** start Dataset records **

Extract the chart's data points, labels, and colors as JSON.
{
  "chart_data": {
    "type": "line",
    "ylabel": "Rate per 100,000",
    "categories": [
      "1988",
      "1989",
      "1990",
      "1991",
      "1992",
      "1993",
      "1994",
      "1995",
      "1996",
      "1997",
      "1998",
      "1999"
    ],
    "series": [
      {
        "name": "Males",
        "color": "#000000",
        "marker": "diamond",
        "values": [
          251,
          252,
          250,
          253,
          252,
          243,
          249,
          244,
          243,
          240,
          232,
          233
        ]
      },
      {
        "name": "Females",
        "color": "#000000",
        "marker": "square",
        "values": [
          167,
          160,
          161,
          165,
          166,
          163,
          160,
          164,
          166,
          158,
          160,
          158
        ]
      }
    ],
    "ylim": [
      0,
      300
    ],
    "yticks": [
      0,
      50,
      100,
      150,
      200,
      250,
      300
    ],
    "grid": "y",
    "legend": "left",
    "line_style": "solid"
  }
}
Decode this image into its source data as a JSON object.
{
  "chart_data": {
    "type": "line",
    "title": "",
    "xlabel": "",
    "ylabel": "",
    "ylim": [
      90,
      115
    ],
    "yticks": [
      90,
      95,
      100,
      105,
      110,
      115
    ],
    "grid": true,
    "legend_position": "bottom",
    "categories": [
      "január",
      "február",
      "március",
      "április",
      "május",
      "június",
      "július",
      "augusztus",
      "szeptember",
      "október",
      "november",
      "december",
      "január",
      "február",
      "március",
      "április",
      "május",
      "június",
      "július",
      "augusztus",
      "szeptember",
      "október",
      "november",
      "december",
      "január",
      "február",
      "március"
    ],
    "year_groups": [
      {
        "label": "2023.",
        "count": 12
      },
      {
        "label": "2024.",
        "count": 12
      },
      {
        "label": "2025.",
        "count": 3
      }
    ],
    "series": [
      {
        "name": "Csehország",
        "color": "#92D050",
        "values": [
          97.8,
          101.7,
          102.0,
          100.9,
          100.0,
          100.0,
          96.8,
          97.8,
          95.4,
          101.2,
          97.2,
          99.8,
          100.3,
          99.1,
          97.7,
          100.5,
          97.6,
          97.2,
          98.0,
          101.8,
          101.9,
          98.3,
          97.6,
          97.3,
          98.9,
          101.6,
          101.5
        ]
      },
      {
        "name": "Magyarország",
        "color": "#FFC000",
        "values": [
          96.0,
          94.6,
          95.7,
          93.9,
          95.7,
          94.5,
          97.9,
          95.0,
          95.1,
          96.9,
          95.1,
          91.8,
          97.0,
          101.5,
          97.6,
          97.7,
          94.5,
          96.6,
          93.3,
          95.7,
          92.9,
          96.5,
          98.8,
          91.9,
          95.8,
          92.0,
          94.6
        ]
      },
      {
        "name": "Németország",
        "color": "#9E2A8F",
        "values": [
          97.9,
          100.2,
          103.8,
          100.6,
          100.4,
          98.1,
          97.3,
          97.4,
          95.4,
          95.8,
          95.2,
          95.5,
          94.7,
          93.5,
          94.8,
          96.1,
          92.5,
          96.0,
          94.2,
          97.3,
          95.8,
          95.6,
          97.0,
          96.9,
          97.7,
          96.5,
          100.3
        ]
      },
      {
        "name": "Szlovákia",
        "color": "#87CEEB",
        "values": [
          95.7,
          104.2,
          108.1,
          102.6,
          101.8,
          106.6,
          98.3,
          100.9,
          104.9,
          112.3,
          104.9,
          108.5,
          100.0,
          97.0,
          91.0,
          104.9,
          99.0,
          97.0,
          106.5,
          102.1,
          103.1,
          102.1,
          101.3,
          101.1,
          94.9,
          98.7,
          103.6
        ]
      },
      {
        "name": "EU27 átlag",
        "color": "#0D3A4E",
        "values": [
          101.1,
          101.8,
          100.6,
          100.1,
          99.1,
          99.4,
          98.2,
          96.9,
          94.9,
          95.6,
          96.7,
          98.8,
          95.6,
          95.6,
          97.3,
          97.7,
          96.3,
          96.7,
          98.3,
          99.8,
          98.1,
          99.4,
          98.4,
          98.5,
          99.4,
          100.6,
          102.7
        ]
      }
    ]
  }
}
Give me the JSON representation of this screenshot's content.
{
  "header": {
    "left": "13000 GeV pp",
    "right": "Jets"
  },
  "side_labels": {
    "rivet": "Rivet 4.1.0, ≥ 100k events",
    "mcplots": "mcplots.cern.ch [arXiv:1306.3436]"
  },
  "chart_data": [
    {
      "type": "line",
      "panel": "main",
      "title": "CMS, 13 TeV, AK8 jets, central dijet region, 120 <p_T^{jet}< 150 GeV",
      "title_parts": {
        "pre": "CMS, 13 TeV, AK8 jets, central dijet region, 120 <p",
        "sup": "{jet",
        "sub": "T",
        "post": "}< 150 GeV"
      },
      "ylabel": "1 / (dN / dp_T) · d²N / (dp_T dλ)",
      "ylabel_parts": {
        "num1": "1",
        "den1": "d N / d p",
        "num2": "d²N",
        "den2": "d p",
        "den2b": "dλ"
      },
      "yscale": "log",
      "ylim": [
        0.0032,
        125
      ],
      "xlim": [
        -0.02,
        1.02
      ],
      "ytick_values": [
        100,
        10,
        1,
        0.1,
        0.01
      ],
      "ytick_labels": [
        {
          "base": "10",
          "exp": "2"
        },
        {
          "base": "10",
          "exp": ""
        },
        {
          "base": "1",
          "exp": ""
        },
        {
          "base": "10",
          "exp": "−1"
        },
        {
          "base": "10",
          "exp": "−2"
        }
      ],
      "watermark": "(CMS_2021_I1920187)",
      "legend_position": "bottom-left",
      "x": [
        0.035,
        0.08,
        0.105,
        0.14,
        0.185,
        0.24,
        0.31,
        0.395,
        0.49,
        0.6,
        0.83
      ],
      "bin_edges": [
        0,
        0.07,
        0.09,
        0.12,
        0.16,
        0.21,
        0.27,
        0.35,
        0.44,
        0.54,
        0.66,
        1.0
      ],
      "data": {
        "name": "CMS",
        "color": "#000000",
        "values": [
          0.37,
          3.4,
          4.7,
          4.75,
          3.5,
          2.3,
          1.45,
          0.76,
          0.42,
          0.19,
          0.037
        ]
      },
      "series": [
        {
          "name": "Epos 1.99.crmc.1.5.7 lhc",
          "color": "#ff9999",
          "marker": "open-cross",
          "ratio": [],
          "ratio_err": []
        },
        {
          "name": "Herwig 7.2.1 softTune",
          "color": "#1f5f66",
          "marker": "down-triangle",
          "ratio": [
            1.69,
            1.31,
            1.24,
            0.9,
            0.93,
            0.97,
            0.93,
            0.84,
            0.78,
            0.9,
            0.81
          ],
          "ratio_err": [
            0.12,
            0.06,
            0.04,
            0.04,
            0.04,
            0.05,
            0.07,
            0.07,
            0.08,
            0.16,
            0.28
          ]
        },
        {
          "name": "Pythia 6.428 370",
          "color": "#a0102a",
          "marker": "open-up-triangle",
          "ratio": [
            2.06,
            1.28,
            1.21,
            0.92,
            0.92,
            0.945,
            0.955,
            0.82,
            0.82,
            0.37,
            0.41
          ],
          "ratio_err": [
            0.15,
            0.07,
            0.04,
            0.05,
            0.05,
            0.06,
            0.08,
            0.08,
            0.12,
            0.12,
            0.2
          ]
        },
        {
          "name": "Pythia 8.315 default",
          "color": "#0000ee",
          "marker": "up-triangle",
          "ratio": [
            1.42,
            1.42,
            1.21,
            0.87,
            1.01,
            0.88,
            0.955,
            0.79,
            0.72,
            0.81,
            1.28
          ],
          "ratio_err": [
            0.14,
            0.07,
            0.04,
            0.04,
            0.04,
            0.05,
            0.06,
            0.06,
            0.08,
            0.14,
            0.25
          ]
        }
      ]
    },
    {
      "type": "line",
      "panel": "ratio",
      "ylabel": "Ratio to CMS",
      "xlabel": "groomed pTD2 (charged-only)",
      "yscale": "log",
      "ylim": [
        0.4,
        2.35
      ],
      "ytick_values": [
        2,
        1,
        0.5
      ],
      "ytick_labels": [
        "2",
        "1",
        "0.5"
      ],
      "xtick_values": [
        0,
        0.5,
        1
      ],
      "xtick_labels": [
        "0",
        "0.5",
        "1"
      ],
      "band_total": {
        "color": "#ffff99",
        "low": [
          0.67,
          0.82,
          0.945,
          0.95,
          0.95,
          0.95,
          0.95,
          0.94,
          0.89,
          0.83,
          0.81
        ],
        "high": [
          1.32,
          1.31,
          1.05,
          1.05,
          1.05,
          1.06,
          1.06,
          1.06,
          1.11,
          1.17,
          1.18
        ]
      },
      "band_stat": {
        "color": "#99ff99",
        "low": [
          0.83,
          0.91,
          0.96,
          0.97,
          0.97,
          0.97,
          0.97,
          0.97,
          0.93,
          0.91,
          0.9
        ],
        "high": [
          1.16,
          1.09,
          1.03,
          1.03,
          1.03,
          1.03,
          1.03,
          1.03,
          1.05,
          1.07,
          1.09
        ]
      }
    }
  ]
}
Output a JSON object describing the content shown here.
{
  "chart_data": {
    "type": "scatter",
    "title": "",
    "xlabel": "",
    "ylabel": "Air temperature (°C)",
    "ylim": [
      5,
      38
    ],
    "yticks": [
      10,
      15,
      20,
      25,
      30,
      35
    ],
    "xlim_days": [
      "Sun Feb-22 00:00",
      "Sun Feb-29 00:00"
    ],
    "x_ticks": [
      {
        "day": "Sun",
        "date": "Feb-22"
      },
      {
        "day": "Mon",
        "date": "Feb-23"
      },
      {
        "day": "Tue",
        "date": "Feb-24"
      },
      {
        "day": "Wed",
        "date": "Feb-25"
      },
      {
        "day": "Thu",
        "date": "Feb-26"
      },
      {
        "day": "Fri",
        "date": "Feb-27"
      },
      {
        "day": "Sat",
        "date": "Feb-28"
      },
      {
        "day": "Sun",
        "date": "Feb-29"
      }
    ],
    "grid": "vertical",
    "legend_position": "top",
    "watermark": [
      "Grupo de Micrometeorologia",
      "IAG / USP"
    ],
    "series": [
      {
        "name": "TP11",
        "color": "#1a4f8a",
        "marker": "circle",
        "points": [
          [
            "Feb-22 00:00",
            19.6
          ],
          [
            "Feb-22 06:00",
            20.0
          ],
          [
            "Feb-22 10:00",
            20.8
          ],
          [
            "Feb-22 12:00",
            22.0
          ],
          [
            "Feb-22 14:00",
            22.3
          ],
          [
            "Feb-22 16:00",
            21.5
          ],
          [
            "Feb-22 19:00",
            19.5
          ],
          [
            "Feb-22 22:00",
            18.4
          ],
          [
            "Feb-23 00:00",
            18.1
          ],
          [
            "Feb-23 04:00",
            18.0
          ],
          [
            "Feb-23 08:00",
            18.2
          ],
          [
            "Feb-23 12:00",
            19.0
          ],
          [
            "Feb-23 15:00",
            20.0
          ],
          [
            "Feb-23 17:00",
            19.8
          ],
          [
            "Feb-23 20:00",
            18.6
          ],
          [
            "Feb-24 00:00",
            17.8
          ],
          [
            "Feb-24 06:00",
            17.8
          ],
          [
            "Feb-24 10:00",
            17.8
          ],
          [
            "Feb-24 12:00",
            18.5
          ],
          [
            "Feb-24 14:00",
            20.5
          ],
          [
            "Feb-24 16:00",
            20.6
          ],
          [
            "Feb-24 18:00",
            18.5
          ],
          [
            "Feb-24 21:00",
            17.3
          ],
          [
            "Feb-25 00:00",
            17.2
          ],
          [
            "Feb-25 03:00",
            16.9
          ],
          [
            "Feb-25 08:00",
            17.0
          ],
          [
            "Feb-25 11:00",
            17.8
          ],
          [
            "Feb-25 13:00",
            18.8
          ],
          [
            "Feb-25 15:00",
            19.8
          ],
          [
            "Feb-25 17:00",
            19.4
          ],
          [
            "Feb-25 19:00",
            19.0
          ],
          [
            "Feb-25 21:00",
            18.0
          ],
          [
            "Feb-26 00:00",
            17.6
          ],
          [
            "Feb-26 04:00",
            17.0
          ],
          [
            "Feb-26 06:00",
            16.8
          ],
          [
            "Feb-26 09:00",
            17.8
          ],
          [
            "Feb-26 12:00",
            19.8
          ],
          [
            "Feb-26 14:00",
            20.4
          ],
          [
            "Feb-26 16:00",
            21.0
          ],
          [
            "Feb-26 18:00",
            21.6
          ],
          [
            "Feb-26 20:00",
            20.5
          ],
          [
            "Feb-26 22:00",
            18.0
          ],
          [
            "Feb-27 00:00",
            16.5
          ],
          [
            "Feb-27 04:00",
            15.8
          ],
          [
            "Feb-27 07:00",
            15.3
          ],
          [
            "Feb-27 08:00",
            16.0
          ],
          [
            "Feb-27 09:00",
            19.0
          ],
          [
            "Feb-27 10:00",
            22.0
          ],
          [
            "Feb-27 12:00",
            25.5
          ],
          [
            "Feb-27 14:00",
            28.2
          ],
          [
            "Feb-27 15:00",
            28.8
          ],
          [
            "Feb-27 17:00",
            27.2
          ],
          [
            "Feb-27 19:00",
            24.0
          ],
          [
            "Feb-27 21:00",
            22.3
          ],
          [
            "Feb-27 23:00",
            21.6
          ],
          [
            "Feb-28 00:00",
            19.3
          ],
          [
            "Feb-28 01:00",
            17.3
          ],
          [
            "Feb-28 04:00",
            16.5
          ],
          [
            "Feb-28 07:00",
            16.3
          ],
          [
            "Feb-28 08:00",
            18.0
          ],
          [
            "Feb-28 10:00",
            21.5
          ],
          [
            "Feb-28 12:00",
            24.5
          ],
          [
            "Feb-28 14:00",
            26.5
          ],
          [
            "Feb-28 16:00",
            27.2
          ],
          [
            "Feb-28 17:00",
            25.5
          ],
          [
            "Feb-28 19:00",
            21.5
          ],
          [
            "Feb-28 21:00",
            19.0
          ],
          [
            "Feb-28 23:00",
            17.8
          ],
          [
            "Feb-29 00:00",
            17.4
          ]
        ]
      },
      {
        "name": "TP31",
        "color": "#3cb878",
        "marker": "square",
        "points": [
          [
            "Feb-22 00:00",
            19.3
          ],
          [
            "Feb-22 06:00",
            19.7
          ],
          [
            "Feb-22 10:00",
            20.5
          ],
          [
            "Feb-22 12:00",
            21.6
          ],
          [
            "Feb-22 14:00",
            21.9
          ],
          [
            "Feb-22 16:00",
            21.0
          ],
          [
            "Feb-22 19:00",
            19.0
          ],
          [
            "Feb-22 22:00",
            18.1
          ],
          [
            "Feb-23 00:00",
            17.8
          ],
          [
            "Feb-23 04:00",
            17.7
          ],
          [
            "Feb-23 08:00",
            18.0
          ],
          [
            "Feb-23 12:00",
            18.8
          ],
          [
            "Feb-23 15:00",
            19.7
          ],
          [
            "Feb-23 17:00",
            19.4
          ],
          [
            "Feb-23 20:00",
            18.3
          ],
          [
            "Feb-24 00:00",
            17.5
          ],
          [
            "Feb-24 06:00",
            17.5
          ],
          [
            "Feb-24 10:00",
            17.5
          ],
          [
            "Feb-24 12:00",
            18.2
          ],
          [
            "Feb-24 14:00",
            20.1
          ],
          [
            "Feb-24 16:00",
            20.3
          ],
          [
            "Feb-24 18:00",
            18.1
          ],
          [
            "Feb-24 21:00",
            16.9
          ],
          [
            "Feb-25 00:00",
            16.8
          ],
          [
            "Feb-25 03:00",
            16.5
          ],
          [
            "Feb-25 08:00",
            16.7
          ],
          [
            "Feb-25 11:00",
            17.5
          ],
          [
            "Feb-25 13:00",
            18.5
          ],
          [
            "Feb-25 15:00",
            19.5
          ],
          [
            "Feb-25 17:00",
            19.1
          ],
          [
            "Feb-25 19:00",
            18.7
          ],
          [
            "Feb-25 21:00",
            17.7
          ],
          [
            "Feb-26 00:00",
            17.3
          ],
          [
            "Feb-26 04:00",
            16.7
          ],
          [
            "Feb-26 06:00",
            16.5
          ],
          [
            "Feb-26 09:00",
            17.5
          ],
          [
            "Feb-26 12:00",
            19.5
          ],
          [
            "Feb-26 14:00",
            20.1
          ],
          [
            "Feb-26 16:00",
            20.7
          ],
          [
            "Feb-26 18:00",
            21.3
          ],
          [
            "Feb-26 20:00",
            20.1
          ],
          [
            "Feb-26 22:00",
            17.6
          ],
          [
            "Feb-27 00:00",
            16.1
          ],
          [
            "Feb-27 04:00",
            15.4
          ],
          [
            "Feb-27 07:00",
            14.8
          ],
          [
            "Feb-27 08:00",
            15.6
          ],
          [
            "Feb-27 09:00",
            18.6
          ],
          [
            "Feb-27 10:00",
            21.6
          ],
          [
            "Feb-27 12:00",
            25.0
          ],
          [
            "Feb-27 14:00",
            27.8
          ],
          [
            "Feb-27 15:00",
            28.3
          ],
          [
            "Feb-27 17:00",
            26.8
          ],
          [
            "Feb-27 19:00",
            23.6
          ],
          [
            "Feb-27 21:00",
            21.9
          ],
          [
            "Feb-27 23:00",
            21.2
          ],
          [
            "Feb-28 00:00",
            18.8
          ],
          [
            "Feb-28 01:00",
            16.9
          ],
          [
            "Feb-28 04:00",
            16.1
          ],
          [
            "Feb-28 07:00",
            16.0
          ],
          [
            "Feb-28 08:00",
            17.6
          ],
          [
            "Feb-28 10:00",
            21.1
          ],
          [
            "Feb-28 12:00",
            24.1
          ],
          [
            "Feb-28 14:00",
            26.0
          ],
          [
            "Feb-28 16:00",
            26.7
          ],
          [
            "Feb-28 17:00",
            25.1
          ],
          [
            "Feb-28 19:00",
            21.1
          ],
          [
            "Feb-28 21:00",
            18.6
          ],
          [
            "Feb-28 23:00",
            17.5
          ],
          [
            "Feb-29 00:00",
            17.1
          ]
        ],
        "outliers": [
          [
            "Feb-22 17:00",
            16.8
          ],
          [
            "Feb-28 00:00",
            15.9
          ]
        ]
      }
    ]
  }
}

** end Dataset records **

> [Task prompt] Look through the records and gather every line containing "bottom".

> [Correct result]
    "legend_position": "bottom",
      "legend_position": "bottom-left",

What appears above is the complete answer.